_Work required:_ Retype the material that follows, keeping every word as it is.

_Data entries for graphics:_
◇ ◇ ◇

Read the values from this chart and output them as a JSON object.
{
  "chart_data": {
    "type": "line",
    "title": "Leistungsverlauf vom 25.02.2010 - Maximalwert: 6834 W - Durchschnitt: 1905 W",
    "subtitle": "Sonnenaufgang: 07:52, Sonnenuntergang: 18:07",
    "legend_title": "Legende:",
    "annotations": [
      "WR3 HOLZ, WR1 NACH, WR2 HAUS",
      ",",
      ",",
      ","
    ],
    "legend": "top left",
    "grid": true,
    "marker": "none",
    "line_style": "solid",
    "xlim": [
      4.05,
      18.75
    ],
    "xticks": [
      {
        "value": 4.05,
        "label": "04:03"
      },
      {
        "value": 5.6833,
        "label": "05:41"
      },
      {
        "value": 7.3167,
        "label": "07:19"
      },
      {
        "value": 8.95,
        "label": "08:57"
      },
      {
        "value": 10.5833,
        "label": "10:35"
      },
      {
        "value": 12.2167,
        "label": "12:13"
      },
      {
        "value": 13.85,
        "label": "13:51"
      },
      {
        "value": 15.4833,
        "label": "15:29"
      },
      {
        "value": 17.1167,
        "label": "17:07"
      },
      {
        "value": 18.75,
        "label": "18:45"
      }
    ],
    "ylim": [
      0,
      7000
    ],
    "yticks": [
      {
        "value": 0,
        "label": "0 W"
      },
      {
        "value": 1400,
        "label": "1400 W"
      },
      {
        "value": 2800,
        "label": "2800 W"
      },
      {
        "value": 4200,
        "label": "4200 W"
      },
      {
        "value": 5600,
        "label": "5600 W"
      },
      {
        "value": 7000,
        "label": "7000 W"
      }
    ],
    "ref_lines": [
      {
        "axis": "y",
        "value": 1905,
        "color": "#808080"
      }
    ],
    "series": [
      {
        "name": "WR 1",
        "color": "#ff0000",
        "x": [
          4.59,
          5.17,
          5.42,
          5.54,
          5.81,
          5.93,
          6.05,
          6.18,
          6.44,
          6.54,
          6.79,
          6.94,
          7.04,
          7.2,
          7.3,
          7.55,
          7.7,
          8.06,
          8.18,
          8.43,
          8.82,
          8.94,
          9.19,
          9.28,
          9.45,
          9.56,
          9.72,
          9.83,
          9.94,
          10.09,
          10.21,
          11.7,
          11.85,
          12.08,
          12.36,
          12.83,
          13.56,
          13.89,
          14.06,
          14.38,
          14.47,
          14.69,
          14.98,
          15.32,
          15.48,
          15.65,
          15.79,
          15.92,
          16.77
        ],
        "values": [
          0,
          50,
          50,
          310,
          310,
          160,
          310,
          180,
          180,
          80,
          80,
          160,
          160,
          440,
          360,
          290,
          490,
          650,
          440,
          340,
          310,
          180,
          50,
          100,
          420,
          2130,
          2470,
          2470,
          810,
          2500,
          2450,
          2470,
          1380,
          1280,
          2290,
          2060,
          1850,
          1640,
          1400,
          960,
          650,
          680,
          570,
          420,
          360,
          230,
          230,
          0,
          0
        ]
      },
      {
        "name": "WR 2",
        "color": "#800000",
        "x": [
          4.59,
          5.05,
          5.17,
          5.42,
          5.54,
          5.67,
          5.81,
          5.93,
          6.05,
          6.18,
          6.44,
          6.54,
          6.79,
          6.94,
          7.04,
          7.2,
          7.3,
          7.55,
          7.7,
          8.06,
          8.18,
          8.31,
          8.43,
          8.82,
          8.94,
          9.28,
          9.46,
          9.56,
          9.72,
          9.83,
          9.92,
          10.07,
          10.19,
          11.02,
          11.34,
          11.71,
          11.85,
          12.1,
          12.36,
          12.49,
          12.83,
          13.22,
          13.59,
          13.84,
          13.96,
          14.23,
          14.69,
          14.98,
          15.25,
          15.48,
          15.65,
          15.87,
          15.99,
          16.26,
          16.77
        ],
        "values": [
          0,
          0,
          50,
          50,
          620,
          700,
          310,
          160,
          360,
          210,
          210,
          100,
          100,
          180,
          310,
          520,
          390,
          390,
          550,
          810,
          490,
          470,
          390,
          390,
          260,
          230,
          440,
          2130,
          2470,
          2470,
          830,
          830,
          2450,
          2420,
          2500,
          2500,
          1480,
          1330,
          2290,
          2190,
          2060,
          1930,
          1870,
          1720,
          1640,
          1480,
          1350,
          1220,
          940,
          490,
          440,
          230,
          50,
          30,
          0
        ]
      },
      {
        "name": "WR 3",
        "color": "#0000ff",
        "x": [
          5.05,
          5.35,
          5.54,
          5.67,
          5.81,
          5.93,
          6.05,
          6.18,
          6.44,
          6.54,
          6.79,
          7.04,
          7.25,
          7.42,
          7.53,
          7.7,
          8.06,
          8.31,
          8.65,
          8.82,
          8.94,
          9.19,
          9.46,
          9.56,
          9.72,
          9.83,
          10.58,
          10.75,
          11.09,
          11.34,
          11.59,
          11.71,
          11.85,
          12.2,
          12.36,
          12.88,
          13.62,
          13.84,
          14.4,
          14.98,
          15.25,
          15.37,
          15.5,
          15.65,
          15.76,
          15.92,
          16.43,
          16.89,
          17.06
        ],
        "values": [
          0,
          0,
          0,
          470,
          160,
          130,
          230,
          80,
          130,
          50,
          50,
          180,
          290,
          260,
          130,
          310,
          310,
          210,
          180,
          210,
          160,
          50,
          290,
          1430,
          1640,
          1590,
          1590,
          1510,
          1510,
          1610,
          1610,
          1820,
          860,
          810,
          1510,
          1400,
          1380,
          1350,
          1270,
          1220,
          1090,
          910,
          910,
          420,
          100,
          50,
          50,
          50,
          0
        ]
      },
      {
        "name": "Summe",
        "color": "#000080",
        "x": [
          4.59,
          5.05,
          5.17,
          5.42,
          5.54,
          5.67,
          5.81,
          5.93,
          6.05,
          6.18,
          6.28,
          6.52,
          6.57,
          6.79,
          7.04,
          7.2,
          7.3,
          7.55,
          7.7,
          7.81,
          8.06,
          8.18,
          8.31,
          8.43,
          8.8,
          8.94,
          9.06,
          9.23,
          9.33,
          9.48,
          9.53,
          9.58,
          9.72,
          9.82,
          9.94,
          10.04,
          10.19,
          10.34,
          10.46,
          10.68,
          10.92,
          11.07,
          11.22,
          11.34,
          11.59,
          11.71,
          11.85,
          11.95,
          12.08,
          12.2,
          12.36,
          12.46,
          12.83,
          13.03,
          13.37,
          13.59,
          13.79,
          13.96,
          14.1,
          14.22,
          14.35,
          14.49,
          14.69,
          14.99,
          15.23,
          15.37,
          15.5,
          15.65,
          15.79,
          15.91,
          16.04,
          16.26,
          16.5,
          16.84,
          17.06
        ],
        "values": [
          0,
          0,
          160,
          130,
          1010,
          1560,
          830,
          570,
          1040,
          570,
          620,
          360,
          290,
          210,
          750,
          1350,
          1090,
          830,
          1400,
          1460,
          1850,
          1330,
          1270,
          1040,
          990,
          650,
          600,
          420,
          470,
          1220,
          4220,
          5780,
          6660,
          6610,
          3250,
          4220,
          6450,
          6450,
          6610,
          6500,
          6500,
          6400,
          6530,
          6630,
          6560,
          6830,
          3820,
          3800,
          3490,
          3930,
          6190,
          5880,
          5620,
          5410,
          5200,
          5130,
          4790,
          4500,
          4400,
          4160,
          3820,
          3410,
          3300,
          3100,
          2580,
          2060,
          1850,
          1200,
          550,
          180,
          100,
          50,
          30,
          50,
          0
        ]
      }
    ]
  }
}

◇ ◇ ◇

_The answer:_
Read the values from this chart and output them as a JSON object.
{
  "chart_data": {
    "type": "line",
    "title": "Leistungsverlauf vom 25.02.2010 - Maximalwert: 6834 W - Durchschnitt: 1905 W",
    "subtitle": "Sonnenaufgang: 07:52, Sonnenuntergang: 18:07",
    "legend_title": "Legende:",
    "annotations": [
      "WR3 HOLZ, WR1 NACH, WR2 HAUS",
      ",",
      ",",
      ","
    ],
    "legend": "top left",
    "grid": true,
    "marker": "none",
    "line_style": "solid",
    "xlim": [
      4.05,
      18.75
    ],
    "xticks": [
      {
        "value": 4.05,
        "label": "04:03"
      },
      {
        "value": 5.6833,
        "label": "05:41"
      },
      {
        "value": 7.3167,
        "label": "07:19"
      },
      {
        "value": 8.95,
        "label": "08:57"
      },
      {
        "value": 10.5833,
        "label": "10:35"
      },
      {
        "value": 12.2167,
        "label": "12:13"
      },
      {
        "value": 13.85,
        "label": "13:51"
      },
      {
        "value": 15.4833,
        "label": "15:29"
      },
      {
        "value": 17.1167,
        "label": "17:07"
      },
      {
        "value": 18.75,
        "label": "18:45"
      }
    ],
    "ylim": [
      0,
      7000
    ],
    "yticks": [
      {
        "value": 0,
        "label": "0 W"
      },
      {
        "value": 1400,
        "label": "1400 W"
      },
      {
        "value": 2800,
        "label": "2800 W"
      },
      {
        "value": 4200,
        "label": "4200 W"
      },
      {
        "value": 5600,
        "label": "5600 W"
      },
      {
        "value": 7000,
        "label": "7000 W"
      }
    ],
    "ref_lines": [
      {
        "axis": "y",
        "value": 1905,
        "color": "#808080"
      }
    ],
    "series": [
      {
        "name": "WR 1",
        "color": "#ff0000",
        "x": [
          4.59,
          5.17,
          5.42,
          5.54,
          5.81,
          5.93,
          6.05,
          6.18,
          6.44,
          6.54,
          6.79,
          6.94,
          7.04,
          7.2,
          7.3,
          7.55,
          7.7,
          8.06,
          8.18,
          8.43,
          8.82,
          8.94,
          9.19,
          9.28,
          9.45,
          9.56,
          9.72,
          9.83,
          9.94,
          10.09,
          10.21,
          11.7,
          11.85,
          12.08,
          12.36,
          12.83,
          13.56,
          13.89,
          14.06,
          14.38,
          14.47,
          14.69,
          14.98,
          15.32,
          15.48,
          15.65,
          15.79,
          15.92,
          16.77
        ],
        "values": [
          0,
          50,
          50,
          310,
          310,
          160,
          310,
          180,
          180,
          80,
          80,
          160,
          160,
          440,
          360,
          290,
          490,
          650,
          440,
          340,
          310,
          180,
          50,
          100,
          420,
          2130,
          2470,
          2470,
          810,
          2500,
          2450,
          2470,
          1380,
          1280,
          2290,
          2060,
          1850,
          1640,
          1400,
          960,
          650,
          680,
          570,
          420,
          360,
          230,
          230,
          0,
          0
        ]
      },
      {
        "name": "WR 2",
        "color": "#800000",
        "x": [
          4.59,
          5.05,
          5.17,
          5.42,
          5.54,
          5.67,
          5.81,
          5.93,
          6.05,
          6.18,
          6.44,
          6.54,
          6.79,
          6.94,
          7.04,
          7.2,
          7.3,
          7.55,
          7.7,
          8.06,
          8.18,
          8.31,
          8.43,
          8.82,
          8.94,
          9.28,
          9.46,
          9.56,
          9.72,
          9.83,
          9.92,
          10.07,
          10.19,
          11.02,
          11.34,
          11.71,
          11.85,
          12.1,
          12.36,
          12.49,
          12.83,
          13.22,
          13.59,
          13.84,
          13.96,
          14.23,
          14.69,
          14.98,
          15.25,
          15.48,
          15.65,
          15.87,
          15.99,
          16.26,
          16.77
        ],
        "values": [
          0,
          0,
          50,
          50,
          620,
          700,
          310,
          160,
          360,
          210,
          210,
          100,
          100,
          180,
          310,
          520,
          390,
          390,
          550,
          810,
          490,
          470,
          390,
          390,
          260,
          230,
          440,
          2130,
          2470,
          2470,
          830,
          830,
          2450,
          2420,
          2500,
          2500,
          1480,
          1330,
          2290,
          2190,
          2060,
          1930,
          1870,
          1720,
          1640,
          1480,
          1350,
          1220,
          940,
          490,
          440,
          230,
          50,
          30,
          0
        ]
      },
      {
        "name": "WR 3",
        "color": "#0000ff",
        "x": [
          5.05,
          5.35,
          5.54,
          5.67,
          5.81,
          5.93,
          6.05,
          6.18,
          6.44,
          6.54,
          6.79,
          7.04,
          7.25,
          7.42,
          7.53,
          7.7,
          8.06,
          8.31,
          8.65,
          8.82,
          8.94,
          9.19,
          9.46,
          9.56,
          9.72,
          9.83,
          10.58,
          10.75,
          11.09,
          11.34,
          11.59,
          11.71,
          11.85,
          12.2,
          12.36,
          12.88,
          13.62,
          13.84,
          14.4,
          14.98,
          15.25,
          15.37,
          15.5,
          15.65,
          15.76,
          15.92,
          16.43,
          16.89,
          17.06
        ],
        "values": [
          0,
          0,
          0,
          470,
          160,
          130,
          230,
          80,
          130,
          50,
          50,
          180,
          290,
          260,
          130,
          310,
          310,
          210,
          180,
          210,
          160,
          50,
          290,
          1430,
          1640,
          1590,
          1590,
          1510,
          1510,
          1610,
          1610,
          1820,
          860,
          810,
          1510,
          1400,
          1380,
          1350,
          1270,
          1220,
          1090,
          910,
          910,
          420,
          100,
          50,
          50,
          50,
          0
        ]
      },
      {
        "name": "Summe",
        "color": "#000080",
        "x": [
          4.59,
          5.05,
          5.17,
          5.42,
          5.54,
          5.67,
          5.81,
          5.93,
          6.05,
          6.18,
          6.28,
          6.52,
          6.57,
          6.79,
          7.04,
          7.2,
          7.3,
          7.55,
          7.7,
          7.81,
          8.06,
          8.18,
          8.31,
          8.43,
          8.8,
          8.94,
          9.06,
          9.23,
          9.33,
          9.48,
          9.53,
          9.58,
          9.72,
          9.82,
          9.94,
          10.04,
          10.19,
          10.34,
          10.46,
          10.68,
          10.92,
          11.07,
          11.22,
          11.34,
          11.59,
          11.71,
          11.85,
          11.95,
          12.08,
          12.2,
          12.36,
          12.46,
          12.83,
          13.03,
          13.37,
          13.59,
          13.79,
          13.96,
          14.1,
          14.22,
          14.35,
          14.49,
          14.69,
          14.99,
          15.23,
          15.37,
          15.5,
          15.65,
          15.79,
          15.91,
          16.04,
          16.26,
          16.5,
          16.84,
          17.06
        ],
        "values": [
          0,
          0,
          160,
          130,
          1010,
          1560,
          830,
          570,
          1040,
          570,
          620,
          360,
          290,
          210,
          750,
          1350,
          1090,
          830,
          1400,
          1460,
          1850,
          1330,
          1270,
          1040,
          990,
          650,
          600,
          420,
          470,
          1220,
          4220,
          5780,
          6660,
          6610,
          3250,
          4220,
          6450,
          6450,
          6610,
          6500,
          6500,
          6400,
          6530,
          6630,
          6560,
          6830,
          3820,
          3800,
          3490,
          3930,
          6190,
          5880,
          5620,
          5410,
          5200,
          5130,
          4790,
          4500,
          4400,
          4160,
          3820,
          3410,
          3300,
          3100,
          2580,
          2060,
          1850,
          1200,
          550,
          180,
          100,
          50,
          30,
          50,
          0
        ]
      }
    ]
  }
}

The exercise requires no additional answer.